▶ _WRITTEN INSTRUCTION 1_:
How would you render this sentence from the database compression text in Spanish: "It's well-known that the database's main bottleneck lies in I/O."?
▶ _WRITTEN INSTRUCTION 2_:
Can you pick up the text on compression in databases where it stops and keep going?

▶ _TEXT BLOCK_:
--- START ---
Compression In Databases

Compression In Databases

Introduction

It's well-known that the database's main bottleneck lies in I/O. That's what makes database designers aim toward reducing it in any possible way, one of them is to look carefully at the workload and choose the suitable storage model (for more info Storage Models for Databases). Another tool that is widely used in computer science, is to compress data before storing it and postpone decompression as long as we can (late materialization). However, DB should not lose any data in compression, which means that we get the same data that we inserted.

Compression Granularity

  • Block-level: compress a whole block of tuples as a block, which uses a general-purpose algorithm, and it doesn't provide powerful compression (Zstd is most used).
  • Tuple-level: compress the tuple itself (NSM)
  • Attribute-level: compress single/many attributes inside the tuple (some others may not be compressed)
  • Column-level: compress multiple values of the attribute altogether (DSM)

Columnar Compression

This is the most powerful compression, that's why it will be described in detail.

  • Run-Length encoding: compress continuous occurrences of the same value in a single triplet (value, start position, length), and it requires the columns to be sorted in order to maximize the compression.

image.png If it was stored in sorted order, we could have achieved better compression:

image.png

Side note: we can get rid of length, and calculate it from the start of the next triplet

  • Bit-Packing encoding: When the values of the attributes are always less than the largest size of the attribute, cast them to a smaller data type

image.png

  • Mostly encoding: The same as bit-packing encoding, but it handles the case that some values don't fit in the smaller data type, by creating a lookup table for those overflows.
--- END ---
▶ _RECORD EXCERPTS_:
--- START ---
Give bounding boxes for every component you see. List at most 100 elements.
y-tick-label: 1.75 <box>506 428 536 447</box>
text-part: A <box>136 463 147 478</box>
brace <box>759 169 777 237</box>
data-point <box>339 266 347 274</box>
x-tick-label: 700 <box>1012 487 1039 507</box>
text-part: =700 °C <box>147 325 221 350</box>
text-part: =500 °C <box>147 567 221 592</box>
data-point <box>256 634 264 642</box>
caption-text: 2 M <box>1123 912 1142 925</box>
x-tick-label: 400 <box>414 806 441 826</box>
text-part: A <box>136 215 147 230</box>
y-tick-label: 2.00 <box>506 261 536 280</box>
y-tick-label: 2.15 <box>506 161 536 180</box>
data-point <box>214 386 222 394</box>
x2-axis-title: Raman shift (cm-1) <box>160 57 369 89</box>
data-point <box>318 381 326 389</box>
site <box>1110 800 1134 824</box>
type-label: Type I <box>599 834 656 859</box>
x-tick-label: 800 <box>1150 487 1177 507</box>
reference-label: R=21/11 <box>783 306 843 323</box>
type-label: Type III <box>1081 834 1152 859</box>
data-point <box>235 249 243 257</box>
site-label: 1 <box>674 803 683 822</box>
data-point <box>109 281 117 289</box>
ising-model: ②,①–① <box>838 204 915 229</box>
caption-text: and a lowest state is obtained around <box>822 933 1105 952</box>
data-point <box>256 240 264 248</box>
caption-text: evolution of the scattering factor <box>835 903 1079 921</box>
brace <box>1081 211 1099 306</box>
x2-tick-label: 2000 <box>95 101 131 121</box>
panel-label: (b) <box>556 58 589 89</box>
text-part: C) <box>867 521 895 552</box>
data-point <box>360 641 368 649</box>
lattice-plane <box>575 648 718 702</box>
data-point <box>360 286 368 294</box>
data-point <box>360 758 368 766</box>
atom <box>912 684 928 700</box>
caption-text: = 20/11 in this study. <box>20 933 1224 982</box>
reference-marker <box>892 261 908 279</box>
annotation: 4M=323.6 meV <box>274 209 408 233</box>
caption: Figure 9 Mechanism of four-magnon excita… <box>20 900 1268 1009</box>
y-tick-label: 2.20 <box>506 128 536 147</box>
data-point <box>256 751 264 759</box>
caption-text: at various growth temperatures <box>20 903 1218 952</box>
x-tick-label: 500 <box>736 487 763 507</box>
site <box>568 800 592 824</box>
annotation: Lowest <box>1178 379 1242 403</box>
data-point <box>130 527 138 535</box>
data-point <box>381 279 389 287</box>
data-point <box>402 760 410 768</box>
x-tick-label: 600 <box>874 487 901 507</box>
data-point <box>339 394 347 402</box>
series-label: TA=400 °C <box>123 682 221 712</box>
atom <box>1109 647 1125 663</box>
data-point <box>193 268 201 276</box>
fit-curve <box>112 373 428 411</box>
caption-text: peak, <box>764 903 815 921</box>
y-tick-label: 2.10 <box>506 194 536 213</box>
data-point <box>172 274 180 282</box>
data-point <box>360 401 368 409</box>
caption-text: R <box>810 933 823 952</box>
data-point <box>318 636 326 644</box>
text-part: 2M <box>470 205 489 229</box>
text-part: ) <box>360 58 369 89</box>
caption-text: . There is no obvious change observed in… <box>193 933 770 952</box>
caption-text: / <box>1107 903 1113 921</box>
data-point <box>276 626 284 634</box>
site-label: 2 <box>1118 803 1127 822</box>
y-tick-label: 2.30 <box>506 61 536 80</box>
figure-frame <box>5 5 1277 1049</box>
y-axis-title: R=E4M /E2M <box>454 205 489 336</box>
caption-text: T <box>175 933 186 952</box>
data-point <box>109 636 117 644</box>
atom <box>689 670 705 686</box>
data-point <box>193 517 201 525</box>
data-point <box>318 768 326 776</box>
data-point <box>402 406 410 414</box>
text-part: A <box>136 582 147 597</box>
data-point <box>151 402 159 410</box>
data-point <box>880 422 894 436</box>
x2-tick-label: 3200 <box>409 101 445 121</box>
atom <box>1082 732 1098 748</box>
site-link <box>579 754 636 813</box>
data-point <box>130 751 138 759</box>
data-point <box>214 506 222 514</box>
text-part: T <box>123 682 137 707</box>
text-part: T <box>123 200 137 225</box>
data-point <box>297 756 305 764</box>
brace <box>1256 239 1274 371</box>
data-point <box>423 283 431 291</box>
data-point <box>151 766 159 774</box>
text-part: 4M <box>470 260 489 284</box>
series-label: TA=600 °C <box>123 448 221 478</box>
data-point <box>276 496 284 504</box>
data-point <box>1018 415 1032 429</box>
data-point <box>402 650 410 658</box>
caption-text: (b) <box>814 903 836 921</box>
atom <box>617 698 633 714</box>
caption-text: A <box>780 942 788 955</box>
--- END ---
▶ _EXERCISE RESULT 1_:
Es bien sabido que el principal cuello de botella de la base de datos está en la E/S.

▶ _EXERCISE RESULT 2_:
image.png

  • Bitmap encoding: Store a separate bitmap for each unique value of the attribute, and represent the i position in the bitmap with the value

image.png

However, if the cardinality of the attribute is not low enough, we can get worse results than not using compression at all!

image.png

  • Delta encoding: In this encoding method, we only store the difference between values following each other (we should store the base value). This method can be used along with Run-Length encoding to store the deltas in triplets.

image.png

  • Dictionary: Replace the actual long values with values that are less in size, similar to hashing, but we can not use hashing because we want a way to decompress it, and also we want to support range queries.

image.png

Postpone decompression

As said earlier, if we are going to use compression, it's better to postpone decompression as long as we can during query execution. Supporting operations on compressed data reduces the amount of memory required for doing such operations, however, DB engine should decompress data before returning it to the client.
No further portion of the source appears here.